— begin AVAILABLE RECORDS —
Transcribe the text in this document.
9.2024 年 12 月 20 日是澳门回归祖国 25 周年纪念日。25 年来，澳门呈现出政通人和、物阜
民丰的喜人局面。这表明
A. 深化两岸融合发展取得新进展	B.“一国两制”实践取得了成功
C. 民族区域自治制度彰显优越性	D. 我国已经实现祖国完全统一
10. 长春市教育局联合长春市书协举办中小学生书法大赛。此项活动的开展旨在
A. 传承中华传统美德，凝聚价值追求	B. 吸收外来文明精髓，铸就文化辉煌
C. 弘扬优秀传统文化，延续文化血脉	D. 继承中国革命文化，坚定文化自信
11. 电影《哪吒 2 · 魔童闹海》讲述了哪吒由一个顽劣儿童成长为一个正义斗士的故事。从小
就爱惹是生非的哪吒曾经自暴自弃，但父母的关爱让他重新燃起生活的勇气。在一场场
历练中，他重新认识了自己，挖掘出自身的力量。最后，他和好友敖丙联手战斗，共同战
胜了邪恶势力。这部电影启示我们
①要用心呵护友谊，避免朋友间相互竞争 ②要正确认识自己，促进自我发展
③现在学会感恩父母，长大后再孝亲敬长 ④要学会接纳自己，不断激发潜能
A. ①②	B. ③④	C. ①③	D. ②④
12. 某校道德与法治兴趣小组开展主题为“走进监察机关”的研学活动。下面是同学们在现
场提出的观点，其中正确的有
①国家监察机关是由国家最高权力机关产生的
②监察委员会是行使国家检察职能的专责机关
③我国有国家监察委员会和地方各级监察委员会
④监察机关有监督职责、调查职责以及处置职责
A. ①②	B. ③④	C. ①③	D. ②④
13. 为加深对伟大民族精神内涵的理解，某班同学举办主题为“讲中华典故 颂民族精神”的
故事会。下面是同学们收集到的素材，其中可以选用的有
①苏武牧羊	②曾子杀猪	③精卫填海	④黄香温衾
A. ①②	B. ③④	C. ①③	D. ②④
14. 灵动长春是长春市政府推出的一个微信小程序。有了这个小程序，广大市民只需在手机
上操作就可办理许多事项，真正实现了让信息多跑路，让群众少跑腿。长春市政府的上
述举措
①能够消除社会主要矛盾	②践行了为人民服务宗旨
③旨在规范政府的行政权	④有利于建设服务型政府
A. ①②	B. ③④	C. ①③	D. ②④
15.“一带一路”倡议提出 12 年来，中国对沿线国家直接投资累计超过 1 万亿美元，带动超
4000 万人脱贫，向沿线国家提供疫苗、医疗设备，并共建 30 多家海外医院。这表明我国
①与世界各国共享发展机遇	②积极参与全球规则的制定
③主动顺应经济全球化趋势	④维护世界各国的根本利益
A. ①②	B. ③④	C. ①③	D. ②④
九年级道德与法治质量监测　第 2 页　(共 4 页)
— end AVAILABLE RECORDS —
Could you transcribe the records in full, exactly?

Transcribe the text in this document.
9.2024 年 12 月 20 日是澳门回归祖国 25 周年纪念日。25 年来，澳门呈现出政通人和、物阜
民丰的喜人局面。这表明
A. 深化两岸融合发展取得新进展	B.“一国两制”实践取得了成功
C. 民族区域自治制度彰显优越性	D. 我国已经实现祖国完全统一
10. 长春市教育局联合长春市书协举办中小学生书法大赛。此项活动的开展旨在
A. 传承中华传统美德，凝聚价值追求	B. 吸收外来文明精髓，铸就文化辉煌
C. 弘扬优秀传统文化，延续文化血脉	D. 继承中国革命文化，坚定文化自信
11. 电影《哪吒 2 · 魔童闹海》讲述了哪吒由一个顽劣儿童成长为一个正义斗士的故事。从小
就爱惹是生非的哪吒曾经自暴自弃，但父母的关爱让他重新燃起生活的勇气。在一场场
历练中，他重新认识了自己，挖掘出自身的力量。最后，他和好友敖丙联手战斗，共同战
胜了邪恶势力。这部电影启示我们
①要用心呵护友谊，避免朋友间相互竞争 ②要正确认识自己，促进自我发展
③现在学会感恩父母，长大后再孝亲敬长 ④要学会接纳自己，不断激发潜能
A. ①②	B. ③④	C. ①③	D. ②④
12. 某校道德与法治兴趣小组开展主题为“走进监察机关”的研学活动。下面是同学们在现
场提出的观点，其中正确的有
①国家监察机关是由国家最高权力机关产生的
②监察委员会是行使国家检察职能的专责机关
③我国有国家监察委员会和地方各级监察委员会
④监察机关有监督职责、调查职责以及处置职责
A. ①②	B. ③④	C. ①③	D. ②④
13. 为加深对伟大民族精神内涵的理解，某班同学举办主题为“讲中华典故 颂民族精神”的
故事会。下面是同学们收集到的素材，其中可以选用的有
①苏武牧羊	②曾子杀猪	③精卫填海	④黄香温衾
A. ①②	B. ③④	C. ①③	D. ②④
14. 灵动长春是长春市政府推出的一个微信小程序。有了这个小程序，广大市民只需在手机
上操作就可办理许多事项，真正实现了让信息多跑路，让群众少跑腿。长春市政府的上
述举措
①能够消除社会主要矛盾	②践行了为人民服务宗旨
③旨在规范政府的行政权	④有利于建设服务型政府
A. ①②	B. ③④	C. ①③	D. ②④
15.“一带一路”倡议提出 12 年来，中国对沿线国家直接投资累计超过 1 万亿美元，带动超
4000 万人脱贫，向沿线国家提供疫苗、医疗设备，并共建 30 多家海外医院。这表明我国
①与世界各国共享发展机遇	②积极参与全球规则的制定
③主动顺应经济全球化趋势	④维护世界各国的根本利益
A. ①②	B. ③④	C. ①③	D. ②④
九年级道德与法治质量监测　第 2 页　(共 4 页)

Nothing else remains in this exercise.